● **EXERCISE INPUT**
# # # #

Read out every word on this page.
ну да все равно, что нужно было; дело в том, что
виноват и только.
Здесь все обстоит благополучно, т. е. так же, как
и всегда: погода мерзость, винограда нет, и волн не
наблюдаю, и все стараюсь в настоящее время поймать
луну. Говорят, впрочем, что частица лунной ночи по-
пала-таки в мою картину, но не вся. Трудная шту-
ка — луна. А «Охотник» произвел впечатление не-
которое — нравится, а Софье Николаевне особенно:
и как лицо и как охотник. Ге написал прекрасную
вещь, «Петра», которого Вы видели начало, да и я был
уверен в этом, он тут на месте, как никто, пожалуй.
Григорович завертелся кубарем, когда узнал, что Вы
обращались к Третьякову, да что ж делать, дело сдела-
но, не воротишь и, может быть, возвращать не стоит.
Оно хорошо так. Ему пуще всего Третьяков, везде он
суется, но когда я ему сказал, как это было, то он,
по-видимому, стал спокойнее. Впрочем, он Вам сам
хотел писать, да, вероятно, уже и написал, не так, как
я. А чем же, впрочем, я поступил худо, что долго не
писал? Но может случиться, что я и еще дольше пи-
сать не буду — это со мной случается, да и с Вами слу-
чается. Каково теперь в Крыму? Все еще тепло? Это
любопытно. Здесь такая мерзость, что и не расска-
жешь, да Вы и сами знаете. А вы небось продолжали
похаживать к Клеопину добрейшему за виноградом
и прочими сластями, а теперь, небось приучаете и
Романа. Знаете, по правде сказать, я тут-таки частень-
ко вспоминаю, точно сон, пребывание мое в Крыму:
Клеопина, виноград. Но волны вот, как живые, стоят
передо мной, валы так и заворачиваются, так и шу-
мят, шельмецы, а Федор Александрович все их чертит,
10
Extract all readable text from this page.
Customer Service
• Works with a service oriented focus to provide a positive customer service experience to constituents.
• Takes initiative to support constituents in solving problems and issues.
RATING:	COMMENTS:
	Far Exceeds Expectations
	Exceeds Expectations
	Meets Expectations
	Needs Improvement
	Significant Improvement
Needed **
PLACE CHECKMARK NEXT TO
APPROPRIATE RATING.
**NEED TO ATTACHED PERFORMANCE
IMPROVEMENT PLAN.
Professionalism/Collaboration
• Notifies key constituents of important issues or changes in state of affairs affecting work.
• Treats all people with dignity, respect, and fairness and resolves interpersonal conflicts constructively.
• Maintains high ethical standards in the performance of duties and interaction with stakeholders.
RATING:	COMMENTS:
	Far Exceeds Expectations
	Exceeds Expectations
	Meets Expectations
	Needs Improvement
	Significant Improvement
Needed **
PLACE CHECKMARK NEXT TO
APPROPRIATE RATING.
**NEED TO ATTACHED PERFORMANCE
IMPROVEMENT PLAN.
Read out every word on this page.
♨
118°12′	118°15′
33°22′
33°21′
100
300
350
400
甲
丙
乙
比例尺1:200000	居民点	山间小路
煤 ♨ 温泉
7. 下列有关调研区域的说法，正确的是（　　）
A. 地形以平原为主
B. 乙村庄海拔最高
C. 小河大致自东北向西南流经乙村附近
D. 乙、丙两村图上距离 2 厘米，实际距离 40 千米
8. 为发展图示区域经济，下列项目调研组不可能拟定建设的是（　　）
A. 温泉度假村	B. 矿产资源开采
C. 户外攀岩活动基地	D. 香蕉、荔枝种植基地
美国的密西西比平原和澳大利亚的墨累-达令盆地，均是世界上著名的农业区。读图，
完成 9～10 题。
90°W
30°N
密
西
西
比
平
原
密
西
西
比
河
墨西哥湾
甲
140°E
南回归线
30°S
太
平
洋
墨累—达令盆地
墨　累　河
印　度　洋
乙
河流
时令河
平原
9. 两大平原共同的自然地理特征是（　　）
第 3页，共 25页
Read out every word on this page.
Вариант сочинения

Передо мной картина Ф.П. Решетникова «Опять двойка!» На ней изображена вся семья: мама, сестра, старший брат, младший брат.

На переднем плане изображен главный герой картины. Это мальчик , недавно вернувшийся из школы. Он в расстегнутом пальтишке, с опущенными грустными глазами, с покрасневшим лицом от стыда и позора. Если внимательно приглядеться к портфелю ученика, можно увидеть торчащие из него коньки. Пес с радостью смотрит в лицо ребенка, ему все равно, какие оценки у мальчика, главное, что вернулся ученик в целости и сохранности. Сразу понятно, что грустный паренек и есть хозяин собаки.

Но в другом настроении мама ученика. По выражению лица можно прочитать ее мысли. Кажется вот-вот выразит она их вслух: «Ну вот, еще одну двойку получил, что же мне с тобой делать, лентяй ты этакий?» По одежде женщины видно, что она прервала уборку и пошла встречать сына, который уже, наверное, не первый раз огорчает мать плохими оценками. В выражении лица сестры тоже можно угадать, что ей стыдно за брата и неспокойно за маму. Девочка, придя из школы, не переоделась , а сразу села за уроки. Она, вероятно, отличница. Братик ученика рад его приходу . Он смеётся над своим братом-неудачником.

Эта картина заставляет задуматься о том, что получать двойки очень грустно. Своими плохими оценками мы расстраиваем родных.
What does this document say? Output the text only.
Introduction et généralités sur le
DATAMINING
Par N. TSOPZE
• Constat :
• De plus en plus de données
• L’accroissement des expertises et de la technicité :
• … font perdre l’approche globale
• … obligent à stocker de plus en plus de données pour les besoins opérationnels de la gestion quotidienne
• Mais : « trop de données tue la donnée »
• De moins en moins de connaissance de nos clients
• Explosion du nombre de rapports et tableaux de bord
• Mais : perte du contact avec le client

# # # #

● **PROBLEM TO SOLVE**
Repeat the records above exactly.

● **EXERCISE SOLUTION**
Read out every word on this page.
ну да все равно, что нужно было; дело в том, что
виноват и только.
Здесь все обстоит благополучно, т. е. так же, как
и всегда: погода мерзость, винограда нет, и волн не
наблюдаю, и все стараюсь в настоящее время поймать
луну. Говорят, впрочем, что частица лунной ночи по-
пала-таки в мою картину, но не вся. Трудная шту-
ка — луна. А «Охотник» произвел впечатление не-
которое — нравится, а Софье Николаевне особенно:
и как лицо и как охотник. Ге написал прекрасную
вещь, «Петра», которого Вы видели начало, да и я был
уверен в этом, он тут на месте, как никто, пожалуй.
Григорович завертелся кубарем, когда узнал, что Вы
обращались к Третьякову, да что ж делать, дело сдела-
но, не воротишь и, может быть, возвращать не стоит.
Оно хорошо так. Ему пуще всего Третьяков, везде он
суется, но когда я ему сказал, как это было, то он,
по-видимому, стал спокойнее. Впрочем, он Вам сам
хотел писать, да, вероятно, уже и написал, не так, как
я. А чем же, впрочем, я поступил худо, что долго не
писал? Но может случиться, что я и еще дольше пи-
сать не буду — это со мной случается, да и с Вами слу-
чается. Каково теперь в Крыму? Все еще тепло? Это
любопытно. Здесь такая мерзость, что и не расска-
жешь, да Вы и сами знаете. А вы небось продолжали
похаживать к Клеопину добрейшему за виноградом
и прочими сластями, а теперь, небось приучаете и
Романа. Знаете, по правде сказать, я тут-таки частень-
ко вспоминаю, точно сон, пребывание мое в Крыму:
Клеопина, виноград. Но волны вот, как живые, стоят
передо мной, валы так и заворачиваются, так и шу-
мят, шельмецы, а Федор Александрович все их чертит,
10
Extract all readable text from this page.
Customer Service
• Works with a service oriented focus to provide a positive customer service experience to constituents.
• Takes initiative to support constituents in solving problems and issues.
RATING:	COMMENTS:
	Far Exceeds Expectations
	Exceeds Expectations
	Meets Expectations
	Needs Improvement
	Significant Improvement
Needed **
PLACE CHECKMARK NEXT TO
APPROPRIATE RATING.
**NEED TO ATTACHED PERFORMANCE
IMPROVEMENT PLAN.
Professionalism/Collaboration
• Notifies key constituents of important issues or changes in state of affairs affecting work.
• Treats all people with dignity, respect, and fairness and resolves interpersonal conflicts constructively.
• Maintains high ethical standards in the performance of duties and interaction with stakeholders.
RATING:	COMMENTS:
	Far Exceeds Expectations
	Exceeds Expectations
	Meets Expectations
	Needs Improvement
	Significant Improvement
Needed **
PLACE CHECKMARK NEXT TO
APPROPRIATE RATING.
**NEED TO ATTACHED PERFORMANCE
IMPROVEMENT PLAN.
Read out every word on this page.
♨
118°12′	118°15′
33°22′
33°21′
100
300
350
400
甲
丙
乙
比例尺1:200000	居民点	山间小路
煤 ♨ 温泉
7. 下列有关调研区域的说法，正确的是（　　）
A. 地形以平原为主
B. 乙村庄海拔最高
C. 小河大致自东北向西南流经乙村附近
D. 乙、丙两村图上距离 2 厘米，实际距离 40 千米
8. 为发展图示区域经济，下列项目调研组不可能拟定建设的是（　　）
A. 温泉度假村	B. 矿产资源开采
C. 户外攀岩活动基地	D. 香蕉、荔枝种植基地
美国的密西西比平原和澳大利亚的墨累-达令盆地，均是世界上著名的农业区。读图，
完成 9～10 题。
90°W
30°N
密
西
西
比
平
原
密
西
西
比
河
墨西哥湾
甲
140°E
南回归线
30°S
太
平
洋
墨累—达令盆地
墨　累　河
印　度　洋
乙
河流
时令河
平原
9. 两大平原共同的自然地理特征是（　　）
第 3页，共 25页
Read out every word on this page.
Вариант сочинения

Передо мной картина Ф.П. Решетникова «Опять двойка!» На ней изображена вся семья: мама, сестра, старший брат, младший брат.

На переднем плане изображен главный герой картины. Это мальчик , недавно вернувшийся из школы. Он в расстегнутом пальтишке, с опущенными грустными глазами, с покрасневшим лицом от стыда и позора. Если внимательно приглядеться к портфелю ученика, можно увидеть торчащие из него коньки. Пес с радостью смотрит в лицо ребенка, ему все равно, какие оценки у мальчика, главное, что вернулся ученик в целости и сохранности. Сразу понятно, что грустный паренек и есть хозяин собаки.

Но в другом настроении мама ученика. По выражению лица можно прочитать ее мысли. Кажется вот-вот выразит она их вслух: «Ну вот, еще одну двойку получил, что же мне с тобой делать, лентяй ты этакий?» По одежде женщины видно, что она прервала уборку и пошла встречать сына, который уже, наверное, не первый раз огорчает мать плохими оценками. В выражении лица сестры тоже можно угадать, что ей стыдно за брата и неспокойно за маму. Девочка, придя из школы, не переоделась , а сразу села за уроки. Она, вероятно, отличница. Братик ученика рад его приходу . Он смеётся над своим братом-неудачником.

Эта картина заставляет задуматься о том, что получать двойки очень грустно. Своими плохими оценками мы расстраиваем родных.
What does this document say? Output the text only.
Introduction et généralités sur le
DATAMINING
Par N. TSOPZE
• Constat :
• De plus en plus de données
• L’accroissement des expertises et de la technicité :
• … font perdre l’approche globale
• … obligent à stocker de plus en plus de données pour les besoins opérationnels de la gestion quotidienne
• Mais : « trop de données tue la donnée »
• De moins en moins de connaissance de nos clients
• Explosion du nombre de rapports et tableaux de bord
• Mais : perte du contact avec le client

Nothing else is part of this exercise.